RECORDS TO USE
--- begin ---

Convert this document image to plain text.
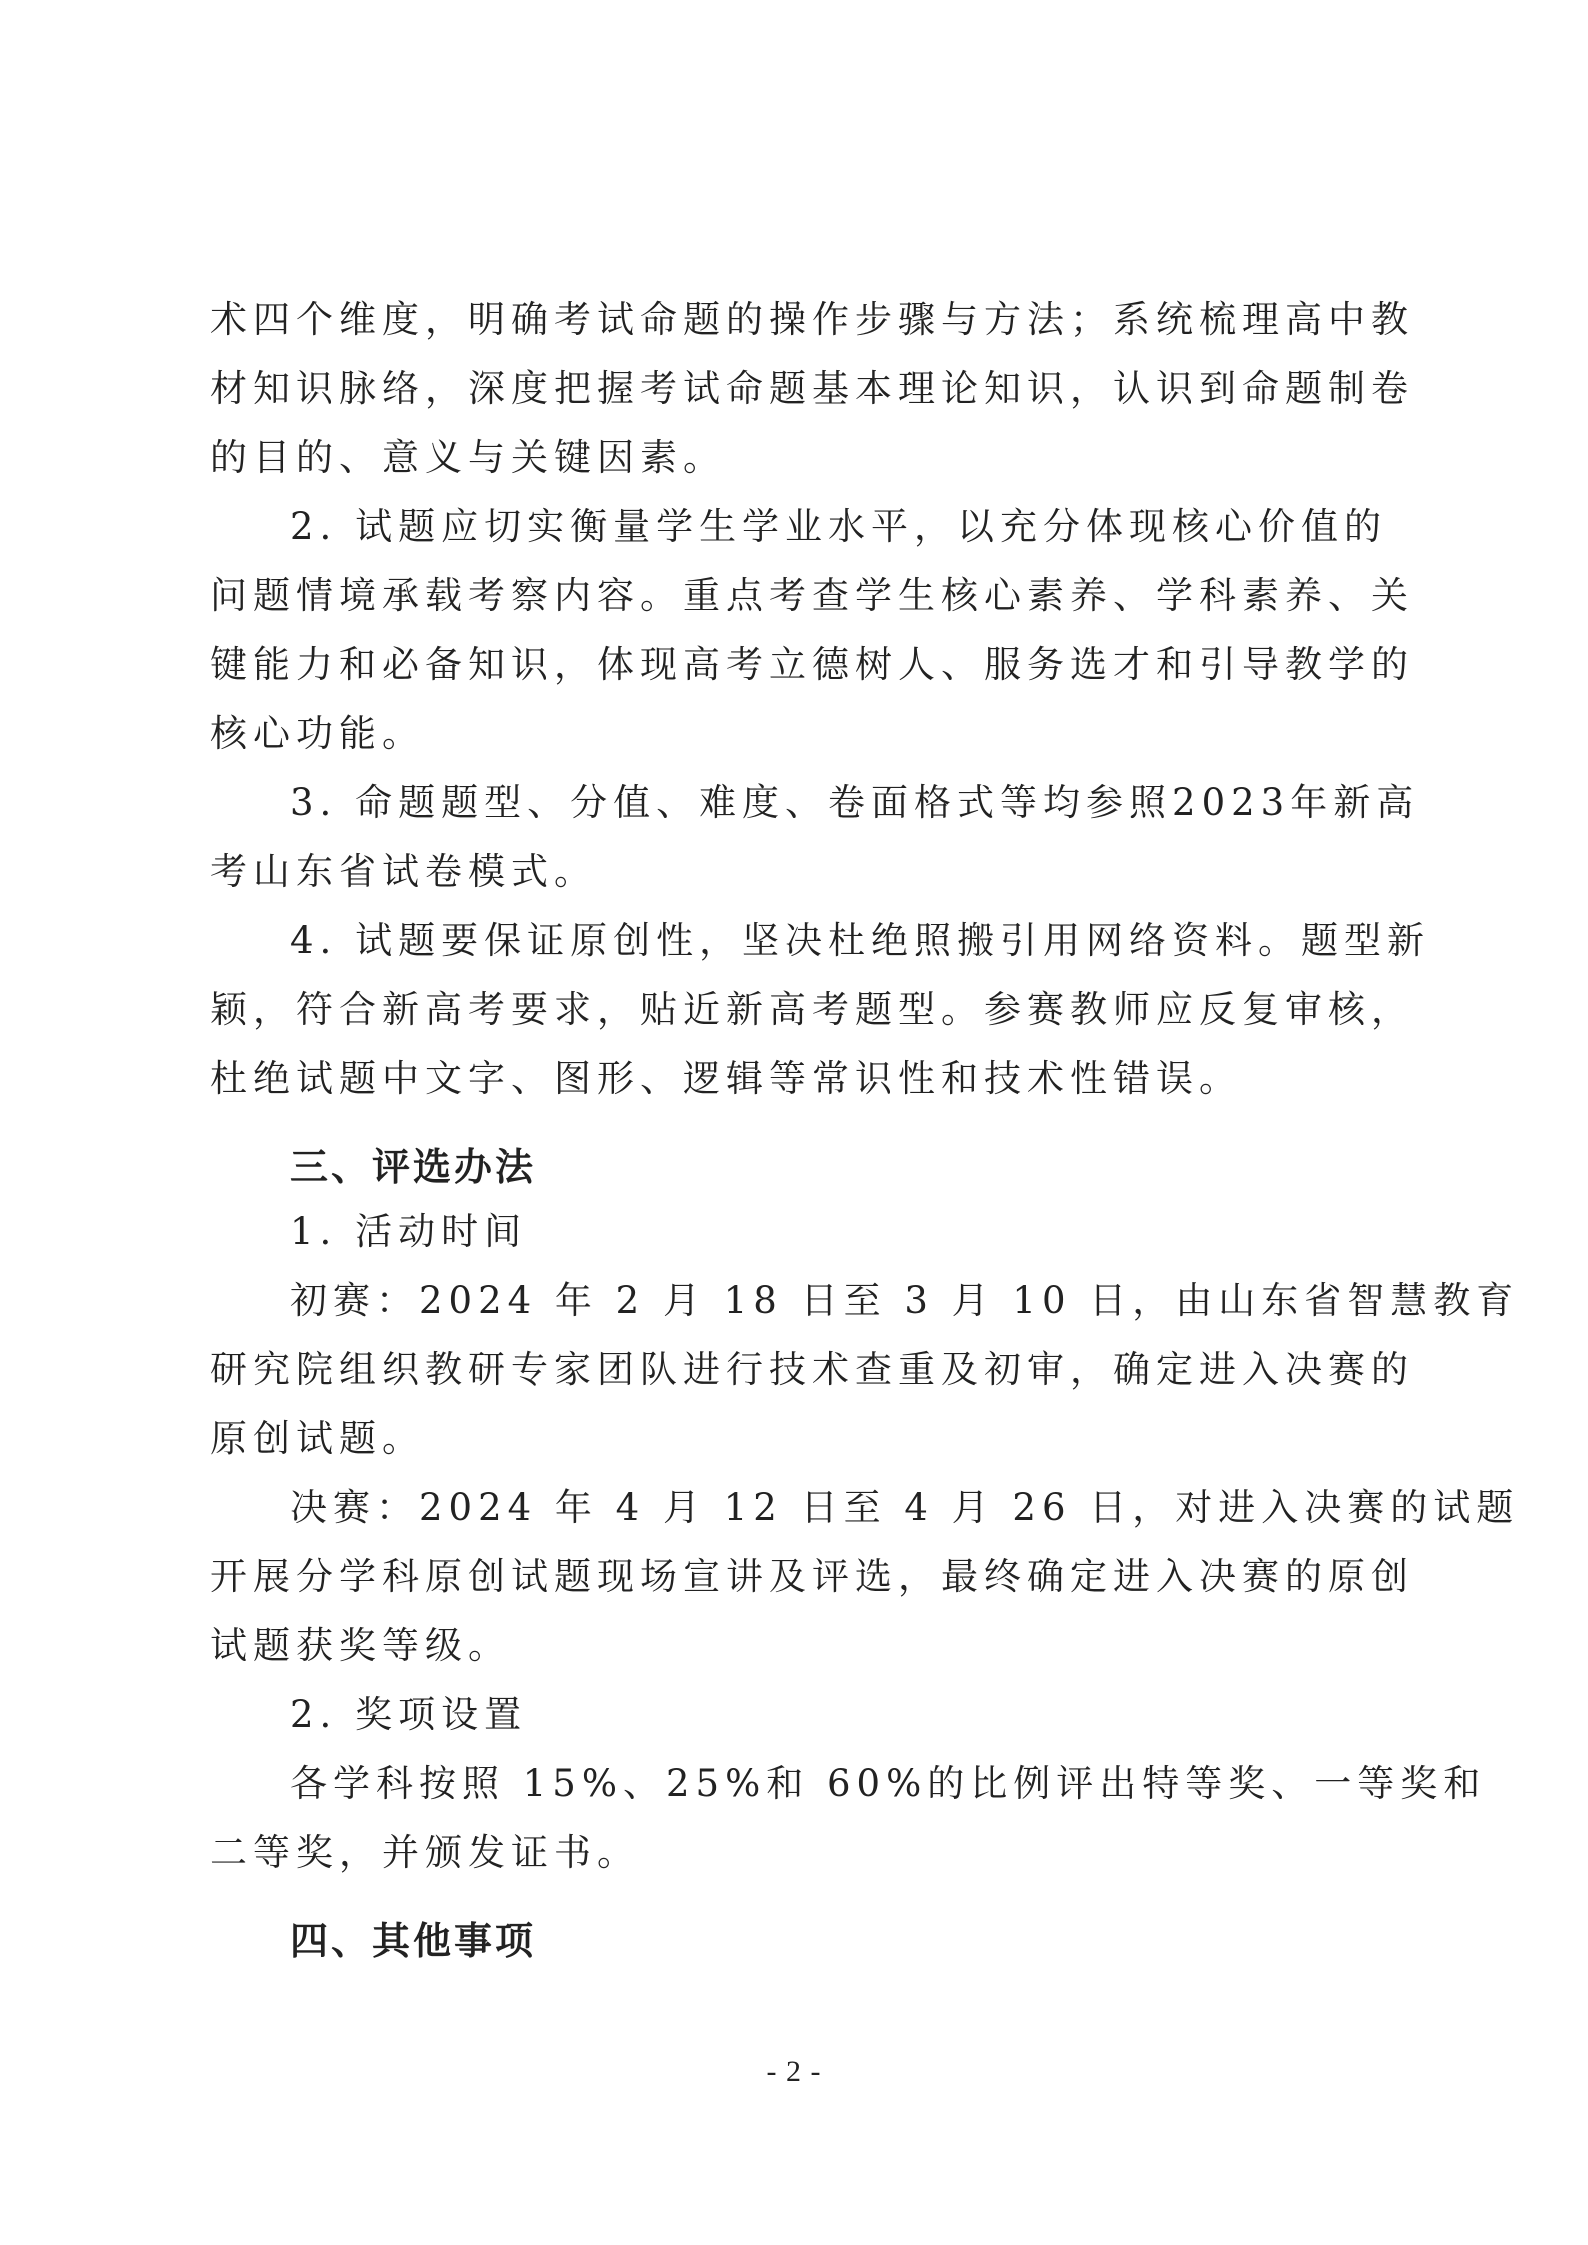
术四个维度，明确考试命题的操作步骤与方法；系统梳理高中教
材知识脉络，深度把握考试命题基本理论知识，认识到命题制卷
的目的、意义与关键因素。
2. 试题应切实衡量学生学业水平，以充分体现核心价值的
问题情境承载考察内容。重点考查学生核心素养、学科素养、关
键能力和必备知识，体现高考立德树人、服务选才和引导教学的
核心功能。
3. 命题题型、分值、难度、卷面格式等均参照2023年新高
考山东省试卷模式。
4. 试题要保证原创性，坚决杜绝照搬引用网络资料。题型新
颖，符合新高考要求，贴近新高考题型。参赛教师应反复审核，
杜绝试题中文字、图形、逻辑等常识性和技术性错误。
三、评选办法
1. 活动时间
初赛：2024 年 2 月 18 日至 3 月 10 日，由山东省智慧教育
研究院组织教研专家团队进行技术查重及初审，确定进入决赛的
原创试题。
决赛：2024 年 4 月 12 日至 4 月 26 日，对进入决赛的试题
开展分学科原创试题现场宣讲及评选，最终确定进入决赛的原创
试题获奖等级。
2. 奖项设置
各学科按照 15%、25%和 60%的比例评出特等奖、一等奖和
二等奖，并颁发证书。
四、其他事项
- 2 -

--- end ---

WRITTEN EXERCISE
Output every entry exactly as given; pictures are not part of the copy.

IN RESPONSE
Convert this document image to plain text.
术四个维度，明确考试命题的操作步骤与方法；系统梳理高中教
材知识脉络，深度把握考试命题基本理论知识，认识到命题制卷
的目的、意义与关键因素。
2. 试题应切实衡量学生学业水平，以充分体现核心价值的
问题情境承载考察内容。重点考查学生核心素养、学科素养、关
键能力和必备知识，体现高考立德树人、服务选才和引导教学的
核心功能。
3. 命题题型、分值、难度、卷面格式等均参照2023年新高
考山东省试卷模式。
4. 试题要保证原创性，坚决杜绝照搬引用网络资料。题型新
颖，符合新高考要求，贴近新高考题型。参赛教师应反复审核，
杜绝试题中文字、图形、逻辑等常识性和技术性错误。
三、评选办法
1. 活动时间
初赛：2024 年 2 月 18 日至 3 月 10 日，由山东省智慧教育
研究院组织教研专家团队进行技术查重及初审，确定进入决赛的
原创试题。
决赛：2024 年 4 月 12 日至 4 月 26 日，对进入决赛的试题
开展分学科原创试题现场宣讲及评选，最终确定进入决赛的原创
试题获奖等级。
2. 奖项设置
各学科按照 15%、25%和 60%的比例评出特等奖、一等奖和
二等奖，并颁发证书。
四、其他事项
- 2 -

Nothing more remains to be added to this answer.